[Set problem]: Would you transcribe all of the data exactly, down to the last character?

Dataset records

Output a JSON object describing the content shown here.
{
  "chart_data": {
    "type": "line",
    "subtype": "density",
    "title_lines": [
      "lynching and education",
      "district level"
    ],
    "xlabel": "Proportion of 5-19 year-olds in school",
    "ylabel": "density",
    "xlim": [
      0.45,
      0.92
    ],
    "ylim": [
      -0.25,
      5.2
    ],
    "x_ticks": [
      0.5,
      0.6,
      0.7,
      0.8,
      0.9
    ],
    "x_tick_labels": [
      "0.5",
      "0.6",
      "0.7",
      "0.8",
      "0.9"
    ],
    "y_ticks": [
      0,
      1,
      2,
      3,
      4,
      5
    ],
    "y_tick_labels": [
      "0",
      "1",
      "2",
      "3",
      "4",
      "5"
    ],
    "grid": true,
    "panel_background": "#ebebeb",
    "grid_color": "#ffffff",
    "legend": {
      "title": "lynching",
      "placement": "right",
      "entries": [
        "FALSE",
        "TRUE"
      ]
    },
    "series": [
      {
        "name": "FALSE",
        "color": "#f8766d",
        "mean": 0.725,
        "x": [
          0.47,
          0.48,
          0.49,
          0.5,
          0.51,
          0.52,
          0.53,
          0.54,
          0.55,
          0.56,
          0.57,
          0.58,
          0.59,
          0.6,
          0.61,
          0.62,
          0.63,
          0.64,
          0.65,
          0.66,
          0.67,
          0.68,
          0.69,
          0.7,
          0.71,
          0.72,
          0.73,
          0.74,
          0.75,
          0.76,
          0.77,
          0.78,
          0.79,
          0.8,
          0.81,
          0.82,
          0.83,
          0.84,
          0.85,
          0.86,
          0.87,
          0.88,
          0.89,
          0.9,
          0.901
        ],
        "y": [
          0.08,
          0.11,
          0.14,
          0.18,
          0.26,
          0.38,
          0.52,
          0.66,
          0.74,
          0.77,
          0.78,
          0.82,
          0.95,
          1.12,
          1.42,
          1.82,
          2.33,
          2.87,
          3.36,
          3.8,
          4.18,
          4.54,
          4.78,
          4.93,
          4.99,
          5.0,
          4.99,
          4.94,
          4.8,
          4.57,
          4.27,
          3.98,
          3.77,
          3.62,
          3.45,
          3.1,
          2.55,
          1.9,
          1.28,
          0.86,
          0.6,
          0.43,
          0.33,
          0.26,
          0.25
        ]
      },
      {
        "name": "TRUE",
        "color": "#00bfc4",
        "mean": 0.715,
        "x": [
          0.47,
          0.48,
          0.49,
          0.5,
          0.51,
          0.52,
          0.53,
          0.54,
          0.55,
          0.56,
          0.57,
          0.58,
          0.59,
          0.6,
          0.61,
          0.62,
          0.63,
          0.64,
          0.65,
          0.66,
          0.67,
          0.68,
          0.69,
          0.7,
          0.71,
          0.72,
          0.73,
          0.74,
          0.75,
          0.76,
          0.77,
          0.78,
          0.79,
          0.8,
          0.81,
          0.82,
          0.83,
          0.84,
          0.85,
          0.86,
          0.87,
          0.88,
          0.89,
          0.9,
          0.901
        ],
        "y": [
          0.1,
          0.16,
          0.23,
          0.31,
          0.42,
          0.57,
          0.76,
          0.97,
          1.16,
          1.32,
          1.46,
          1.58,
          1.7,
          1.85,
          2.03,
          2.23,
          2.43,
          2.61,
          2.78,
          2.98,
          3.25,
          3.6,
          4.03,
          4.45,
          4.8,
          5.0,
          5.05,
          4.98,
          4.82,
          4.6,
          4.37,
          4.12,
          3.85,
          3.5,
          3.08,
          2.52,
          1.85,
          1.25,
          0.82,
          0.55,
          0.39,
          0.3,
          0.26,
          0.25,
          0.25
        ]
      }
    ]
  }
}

[Answer]:
Output a JSON object describing the content shown here.
{
  "chart_data": {
    "type": "line",
    "subtype": "density",
    "title_lines": [
      "lynching and education",
      "district level"
    ],
    "xlabel": "Proportion of 5-19 year-olds in school",
    "ylabel": "density",
    "xlim": [
      0.45,
      0.92
    ],
    "ylim": [
      -0.25,
      5.2
    ],
    "x_ticks": [
      0.5,
      0.6,
      0.7,
      0.8,
      0.9
    ],
    "x_tick_labels": [
      "0.5",
      "0.6",
      "0.7",
      "0.8",
      "0.9"
    ],
    "y_ticks": [
      0,
      1,
      2,
      3,
      4,
      5
    ],
    "y_tick_labels": [
      "0",
      "1",
      "2",
      "3",
      "4",
      "5"
    ],
    "grid": true,
    "panel_background": "#ebebeb",
    "grid_color": "#ffffff",
    "legend": {
      "title": "lynching",
      "placement": "right",
      "entries": [
        "FALSE",
        "TRUE"
      ]
    },
    "series": [
      {
        "name": "FALSE",
        "color": "#f8766d",
        "mean": 0.725,
        "x": [
          0.47,
          0.48,
          0.49,
          0.5,
          0.51,
          0.52,
          0.53,
          0.54,
          0.55,
          0.56,
          0.57,
          0.58,
          0.59,
          0.6,
          0.61,
          0.62,
          0.63,
          0.64,
          0.65,
          0.66,
          0.67,
          0.68,
          0.69,
          0.7,
          0.71,
          0.72,
          0.73,
          0.74,
          0.75,
          0.76,
          0.77,
          0.78,
          0.79,
          0.8,
          0.81,
          0.82,
          0.83,
          0.84,
          0.85,
          0.86,
          0.87,
          0.88,
          0.89,
          0.9,
          0.901
        ],
        "y": [
          0.08,
          0.11,
          0.14,
          0.18,
          0.26,
          0.38,
          0.52,
          0.66,
          0.74,
          0.77,
          0.78,
          0.82,
          0.95,
          1.12,
          1.42,
          1.82,
          2.33,
          2.87,
          3.36,
          3.8,
          4.18,
          4.54,
          4.78,
          4.93,
          4.99,
          5.0,
          4.99,
          4.94,
          4.8,
          4.57,
          4.27,
          3.98,
          3.77,
          3.62,
          3.45,
          3.1,
          2.55,
          1.9,
          1.28,
          0.86,
          0.6,
          0.43,
          0.33,
          0.26,
          0.25
        ]
      },
      {
        "name": "TRUE",
        "color": "#00bfc4",
        "mean": 0.715,
        "x": [
          0.47,
          0.48,
          0.49,
          0.5,
          0.51,
          0.52,
          0.53,
          0.54,
          0.55,
          0.56,
          0.57,
          0.58,
          0.59,
          0.6,
          0.61,
          0.62,
          0.63,
          0.64,
          0.65,
          0.66,
          0.67,
          0.68,
          0.69,
          0.7,
          0.71,
          0.72,
          0.73,
          0.74,
          0.75,
          0.76,
          0.77,
          0.78,
          0.79,
          0.8,
          0.81,
          0.82,
          0.83,
          0.84,
          0.85,
          0.86,
          0.87,
          0.88,
          0.89,
          0.9,
          0.901
        ],
        "y": [
          0.1,
          0.16,
          0.23,
          0.31,
          0.42,
          0.57,
          0.76,
          0.97,
          1.16,
          1.32,
          1.46,
          1.58,
          1.7,
          1.85,
          2.03,
          2.23,
          2.43,
          2.61,
          2.78,
          2.98,
          3.25,
          3.6,
          4.03,
          4.45,
          4.8,
          5.0,
          5.05,
          4.98,
          4.82,
          4.6,
          4.37,
          4.12,
          3.85,
          3.5,
          3.08,
          2.52,
          1.85,
          1.25,
          0.82,
          0.55,
          0.39,
          0.3,
          0.26,
          0.25,
          0.25
        ]
      }
    ]
  }
}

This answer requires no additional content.